## WHAT THE TASK REQUIRES
All the data should be repeated exactly. Any image in it is left out.

## RECORDS FOR THE EXERCISE

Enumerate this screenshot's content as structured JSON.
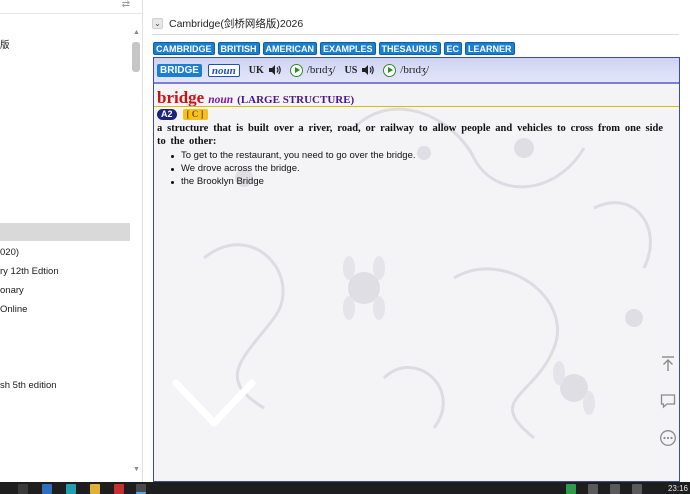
{
  "sidebar": {
    "items": [
      {
        "label": "版"
      },
      {
        "label": "020)"
      },
      {
        "label": "ry 12th Edtion"
      },
      {
        "label": "onary"
      },
      {
        "label": "Online"
      },
      {
        "label": "sh 5th edition"
      }
    ]
  },
  "dictionary": {
    "title": "Cambridge(剑桥网络版)2026",
    "tabs": [
      "CAMBRIDGE",
      "BRITISH",
      "AMERICAN",
      "EXAMPLES",
      "THESAURUS",
      "EC",
      "LEARNER"
    ]
  },
  "entry": {
    "bar_word": "BRIDGE",
    "bar_pos": "noun",
    "uk_label": "UK",
    "us_label": "US",
    "uk_ipa": "/brɪdʒ/",
    "us_ipa": "/brɪdʒ/",
    "headword": "bridge",
    "pos": "noun",
    "guideword": "(LARGE STRUCTURE)",
    "level": "A2",
    "grammar": "[ C ]",
    "definition": "a structure that is built over a river, road, or railway to allow people and vehicles to cross from one side to the other:",
    "examples": [
      "To get to the restaurant, you need to go over the bridge.",
      "We drove across the bridge.",
      "the Brooklyn Bridge"
    ]
  },
  "taskbar": {
    "time": "23:16"
  },
  "colors": {
    "tab_blue": "#1b7fd1",
    "headword_red": "#d01010",
    "level_badge": "#1a237e",
    "grammar_badge": "#f4c21a"
  }
}
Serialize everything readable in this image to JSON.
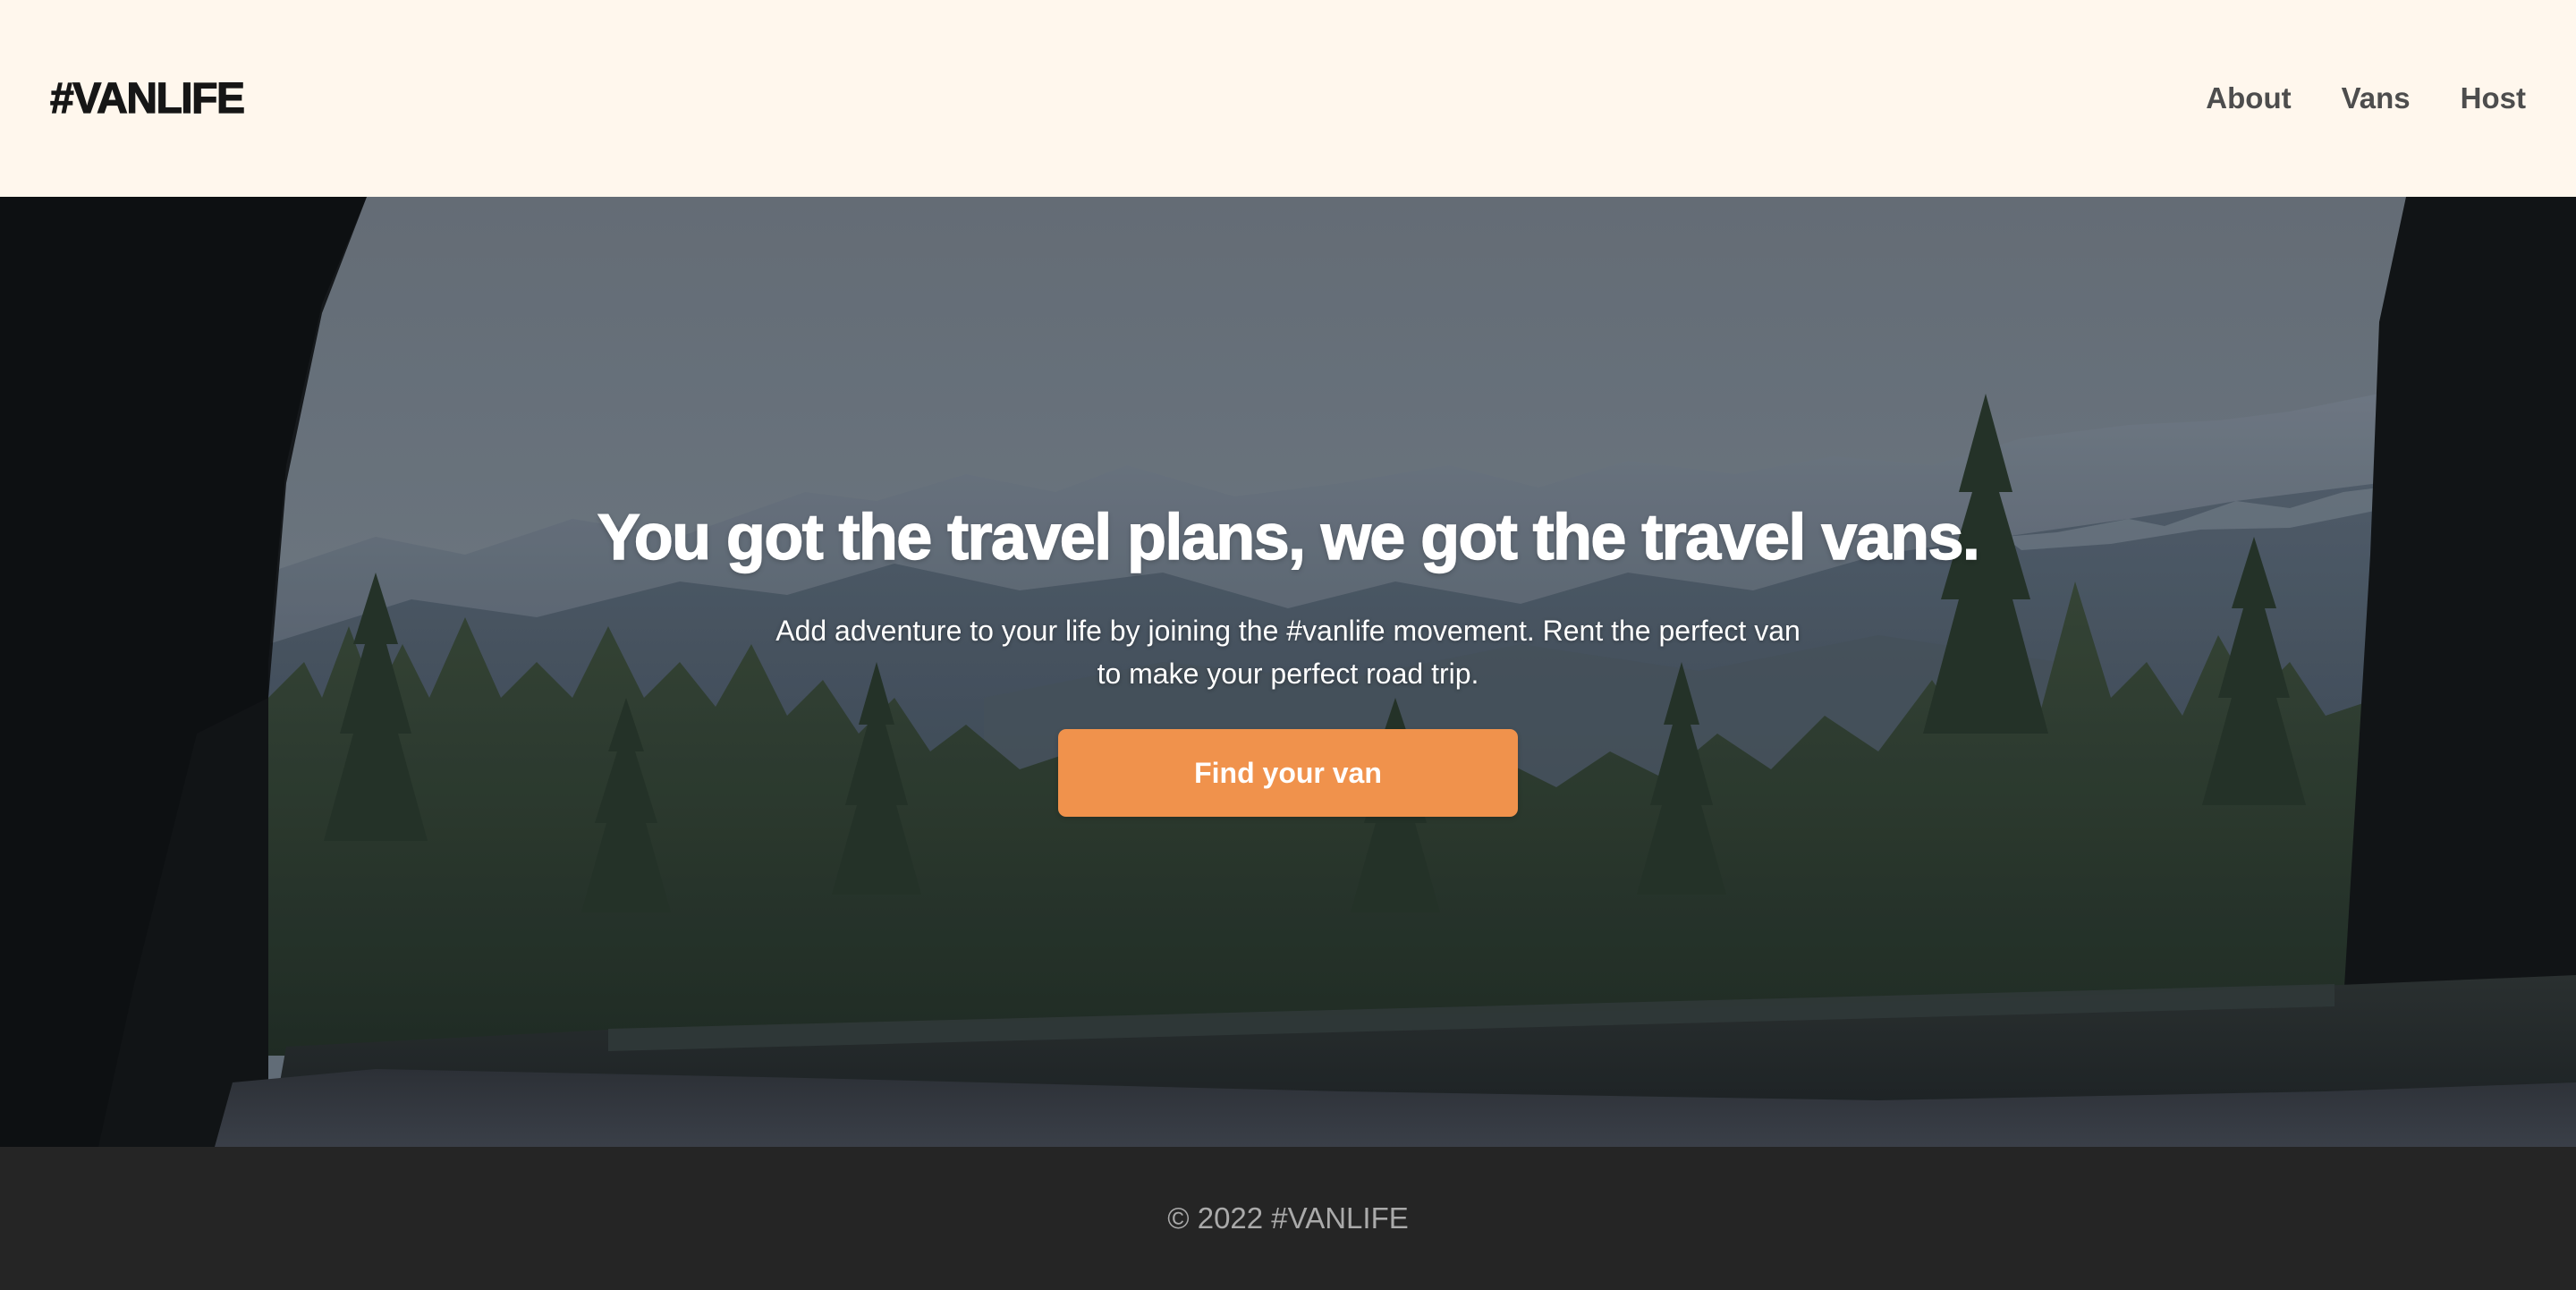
{
  "header": {
    "logo": "#VANLIFE",
    "nav": [
      {
        "label": "About"
      },
      {
        "label": "Vans"
      },
      {
        "label": "Host"
      }
    ]
  },
  "hero": {
    "title": "You got the travel plans, we got the travel vans.",
    "subtitle": "Add adventure to your life by joining the #vanlife movement. Rent the perfect van to make your perfect road trip.",
    "cta_label": "Find your van",
    "background_image": "mountain-forest-through-van-window"
  },
  "footer": {
    "copyright": "© 2022 #VANLIFE"
  },
  "colors": {
    "header_bg": "#FFF7ED",
    "accent": "#F0924C",
    "footer_bg": "#252525",
    "logo": "#161616",
    "nav_link": "#4D4D4D"
  }
}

## TASK SOLUTION
Enumerate this screenshot's content as structured JSON.
{
  "sidebar": {
    "items": [
      {
        "label": "版"
      },
      {
        "label": "020)"
      },
      {
        "label": "ry 12th Edtion"
      },
      {
        "label": "onary"
      },
      {
        "label": "Online"
      },
      {
        "label": "sh 5th edition"
      }
    ]
  },
  "dictionary": {
    "title": "Cambridge(剑桥网络版)2026",
    "tabs": [
      "CAMBRIDGE",
      "BRITISH",
      "AMERICAN",
      "EXAMPLES",
      "THESAURUS",
      "EC",
      "LEARNER"
    ]
  },
  "entry": {
    "bar_word": "BRIDGE",
    "bar_pos": "noun",
    "uk_label": "UK",
    "us_label": "US",
    "uk_ipa": "/brɪdʒ/",
    "us_ipa": "/brɪdʒ/",
    "headword": "bridge",
    "pos": "noun",
    "guideword": "(LARGE STRUCTURE)",
    "level": "A2",
    "grammar": "[ C ]",
    "definition": "a structure that is built over a river, road, or railway to allow people and vehicles to cross from one side to the other:",
    "examples": [
      "To get to the restaurant, you need to go over the bridge.",
      "We drove across the bridge.",
      "the Brooklyn Bridge"
    ]
  },
  "taskbar": {
    "time": "23:16"
  },
  "colors": {
    "tab_blue": "#1b7fd1",
    "headword_red": "#d01010",
    "level_badge": "#1a237e",
    "grammar_badge": "#f4c21a"
  }
}
Serialize everything readable in this image to JSON.
{
  "header": {
    "logo": "#VANLIFE",
    "nav": [
      {
        "label": "About"
      },
      {
        "label": "Vans"
      },
      {
        "label": "Host"
      }
    ]
  },
  "hero": {
    "title": "You got the travel plans, we got the travel vans.",
    "subtitle": "Add adventure to your life by joining the #vanlife movement. Rent the perfect van to make your perfect road trip.",
    "cta_label": "Find your van",
    "background_image": "mountain-forest-through-van-window"
  },
  "footer": {
    "copyright": "© 2022 #VANLIFE"
  },
  "colors": {
    "header_bg": "#FFF7ED",
    "accent": "#F0924C",
    "footer_bg": "#252525",
    "logo": "#161616",
    "nav_link": "#4D4D4D"
  }
}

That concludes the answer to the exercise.